TASK TO COMPLETE:
Your task is to transcribe all of the records exactly and leave out the pictures.

EXERCISE DATA:
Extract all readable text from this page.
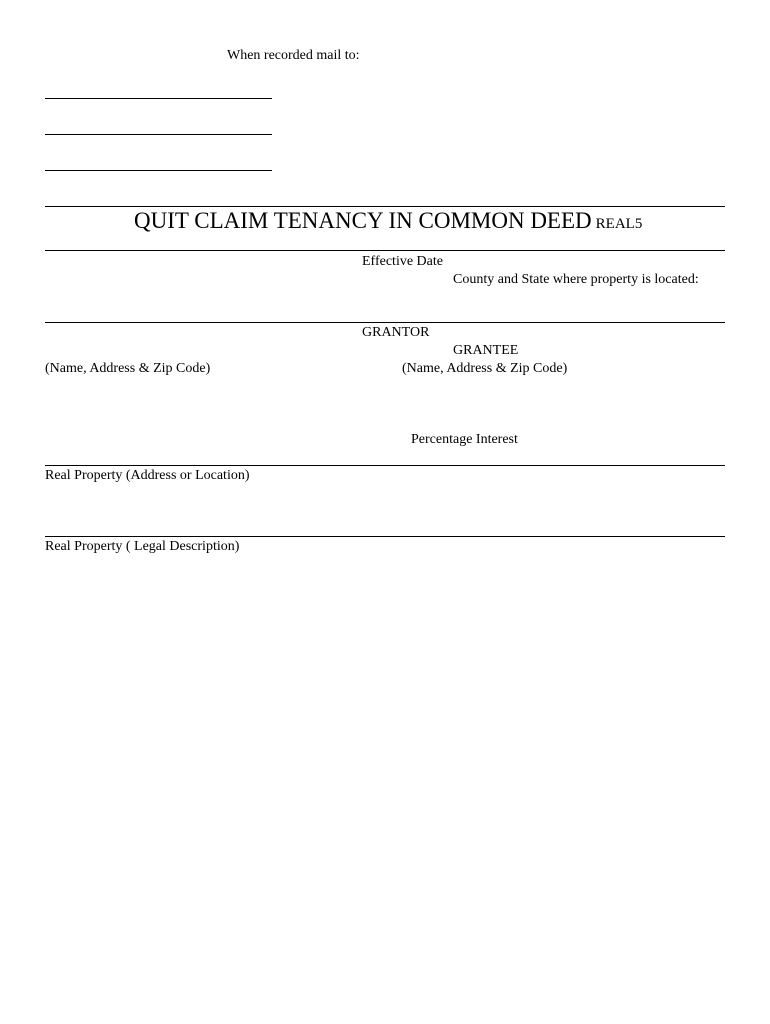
When recorded mail to:
QUIT CLAIM TENANCY IN COMMON DEED REAL5
Effective Date
County and State where property is located:
GRANTOR
GRANTEE
(Name, Address & Zip Code)	(Name, Address & Zip Code)
Percentage Interest
Real Property (Address or Location)
Real Property ( Legal Description)
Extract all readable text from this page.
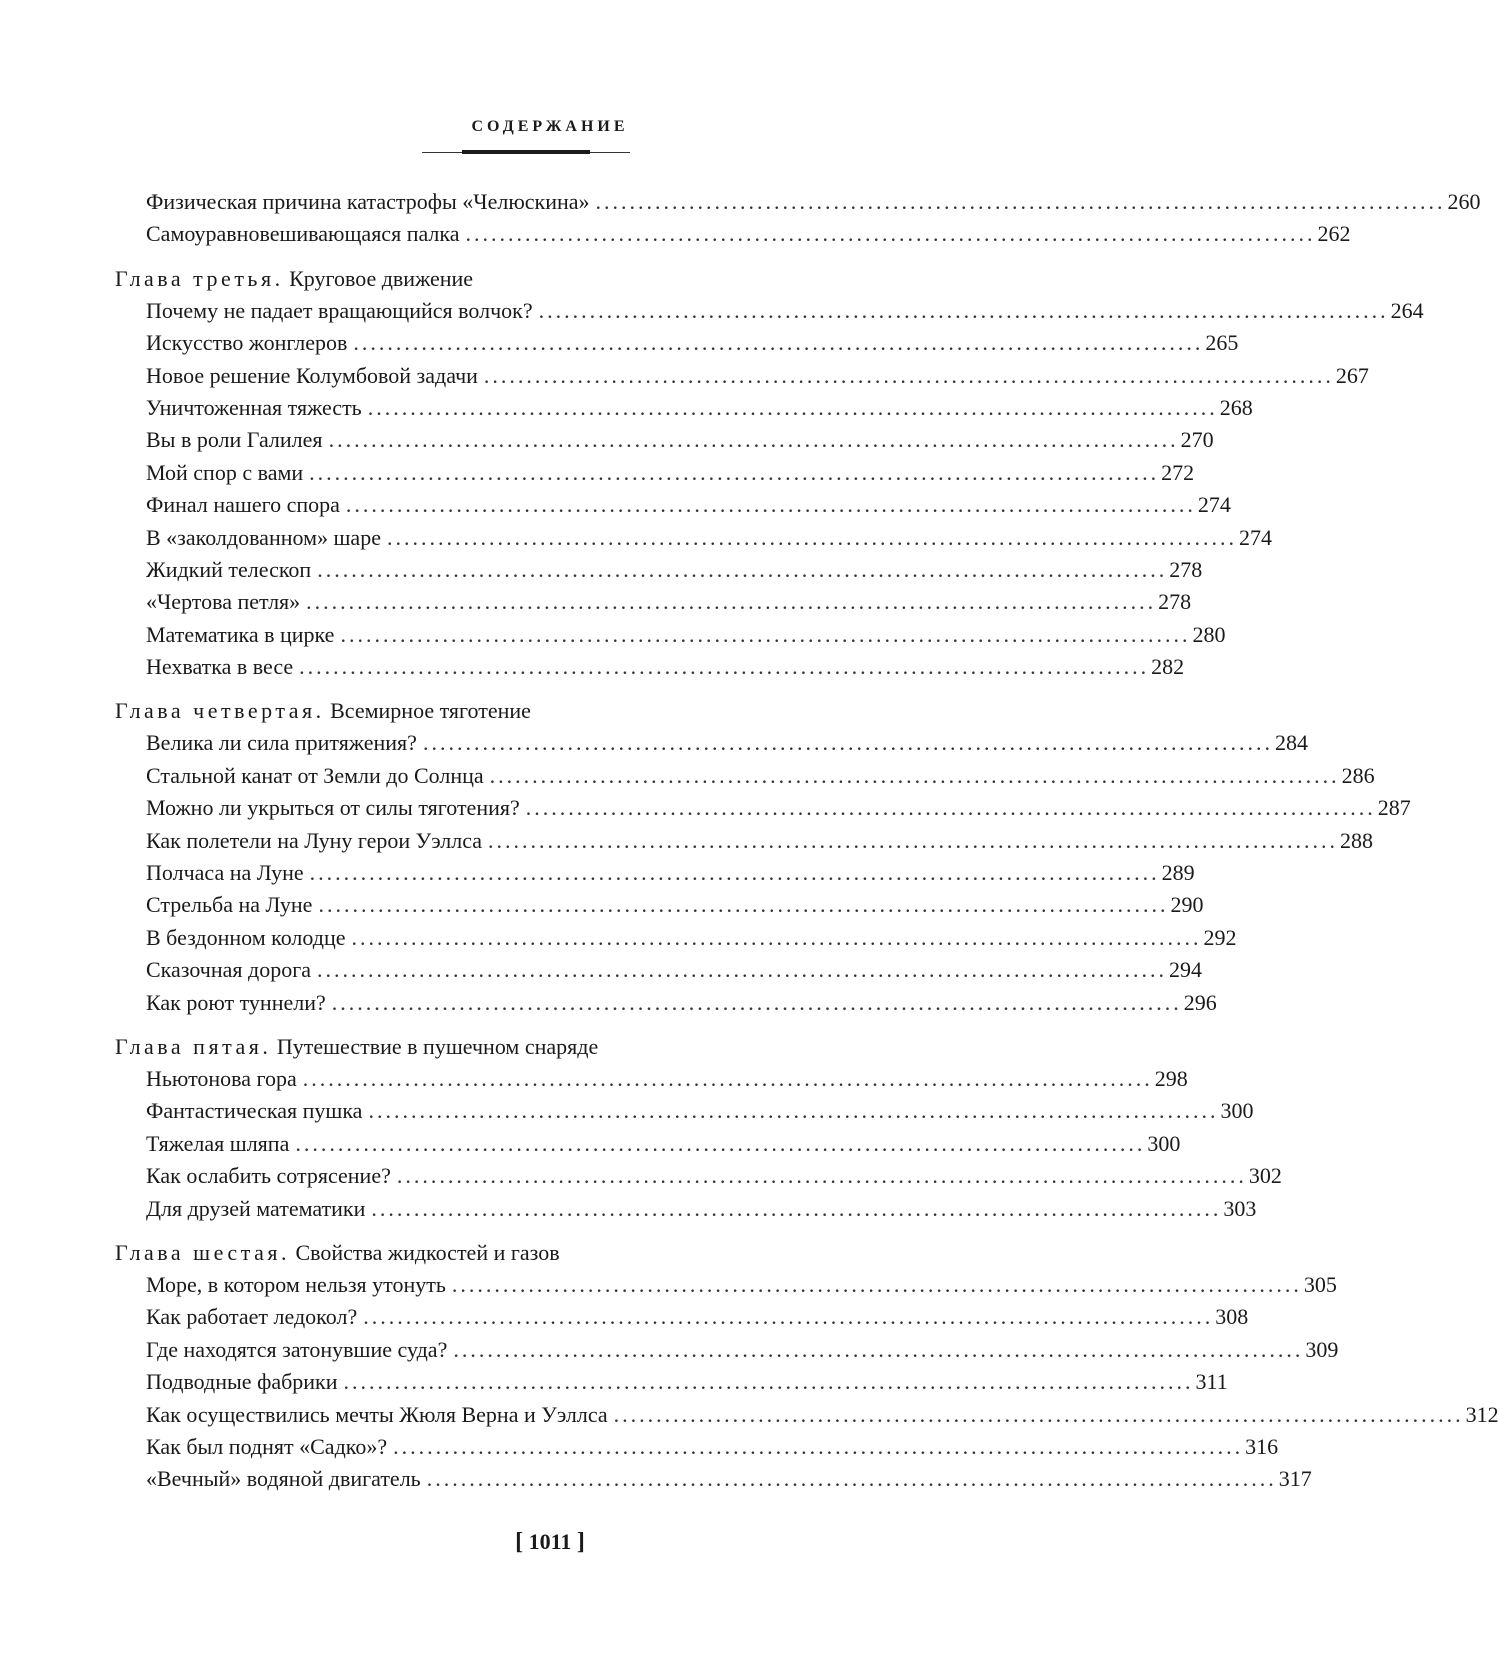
СОДЕРЖАНИЕ
Физическая причина катастрофы «Челюскина» .................................................................................................... 260
Самоуравновешивающаяся палка .................................................................................................... 262
Глава третья. Круговое движение
Почему не падает вращающийся волчок? .................................................................................................... 264
Искусство жонглеров .................................................................................................... 265
Новое решение Колумбовой задачи .................................................................................................... 267
Уничтоженная тяжесть .................................................................................................... 268
Вы в роли Галилея .................................................................................................... 270
Мой спор с вами .................................................................................................... 272
Финал нашего спора .................................................................................................... 274
В «заколдованном» шаре .................................................................................................... 274
Жидкий телескоп .................................................................................................... 278
«Чертова петля» .................................................................................................... 278
Математика в цирке .................................................................................................... 280
Нехватка в весе .................................................................................................... 282
Глава четвертая. Всемирное тяготение
Велика ли сила притяжения? .................................................................................................... 284
Стальной канат от Земли до Солнца .................................................................................................... 286
Можно ли укрыться от силы тяготения? .................................................................................................... 287
Как полетели на Луну герои Уэллса .................................................................................................... 288
Полчаса на Луне .................................................................................................... 289
Стрельба на Луне .................................................................................................... 290
В бездонном колодце .................................................................................................... 292
Сказочная дорога .................................................................................................... 294
Как роют туннели? .................................................................................................... 296
Глава пятая. Путешествие в пушечном снаряде
Ньютонова гора .................................................................................................... 298
Фантастическая пушка .................................................................................................... 300
Тяжелая шляпа .................................................................................................... 300
Как ослабить сотрясение? .................................................................................................... 302
Для друзей математики .................................................................................................... 303
Глава шестая. Свойства жидкостей и газов
Море, в котором нельзя утонуть .................................................................................................... 305
Как работает ледокол? .................................................................................................... 308
Где находятся затонувшие суда? .................................................................................................... 309
Подводные фабрики .................................................................................................... 311
Как осуществились мечты Жюля Верна и Уэллса .................................................................................................... 312
Как был поднят «Садко»? .................................................................................................... 316
«Вечный» водяной двигатель .................................................................................................... 317
[ 1011 ]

FINAL ANSWER:
Extract all readable text from this page.
When recorded mail to:
QUIT CLAIM TENANCY IN COMMON DEED REAL5
Effective Date
County and State where property is located:
GRANTOR
GRANTEE
(Name, Address & Zip Code)	(Name, Address & Zip Code)
Percentage Interest
Real Property (Address or Location)
Real Property ( Legal Description)
Extract all readable text from this page.
СОДЕРЖАНИЕ
Физическая причина катастрофы «Челюскина» .................................................................................................... 260
Самоуравновешивающаяся палка .................................................................................................... 262
Глава третья. Круговое движение
Почему не падает вращающийся волчок? .................................................................................................... 264
Искусство жонглеров .................................................................................................... 265
Новое решение Колумбовой задачи .................................................................................................... 267
Уничтоженная тяжесть .................................................................................................... 268
Вы в роли Галилея .................................................................................................... 270
Мой спор с вами .................................................................................................... 272
Финал нашего спора .................................................................................................... 274
В «заколдованном» шаре .................................................................................................... 274
Жидкий телескоп .................................................................................................... 278
«Чертова петля» .................................................................................................... 278
Математика в цирке .................................................................................................... 280
Нехватка в весе .................................................................................................... 282
Глава четвертая. Всемирное тяготение
Велика ли сила притяжения? .................................................................................................... 284
Стальной канат от Земли до Солнца .................................................................................................... 286
Можно ли укрыться от силы тяготения? .................................................................................................... 287
Как полетели на Луну герои Уэллса .................................................................................................... 288
Полчаса на Луне .................................................................................................... 289
Стрельба на Луне .................................................................................................... 290
В бездонном колодце .................................................................................................... 292
Сказочная дорога .................................................................................................... 294
Как роют туннели? .................................................................................................... 296
Глава пятая. Путешествие в пушечном снаряде
Ньютонова гора .................................................................................................... 298
Фантастическая пушка .................................................................................................... 300
Тяжелая шляпа .................................................................................................... 300
Как ослабить сотрясение? .................................................................................................... 302
Для друзей математики .................................................................................................... 303
Глава шестая. Свойства жидкостей и газов
Море, в котором нельзя утонуть .................................................................................................... 305
Как работает ледокол? .................................................................................................... 308
Где находятся затонувшие суда? .................................................................................................... 309
Подводные фабрики .................................................................................................... 311
Как осуществились мечты Жюля Верна и Уэллса .................................................................................................... 312
Как был поднят «Садко»? .................................................................................................... 316
«Вечный» водяной двигатель .................................................................................................... 317
[ 1011 ]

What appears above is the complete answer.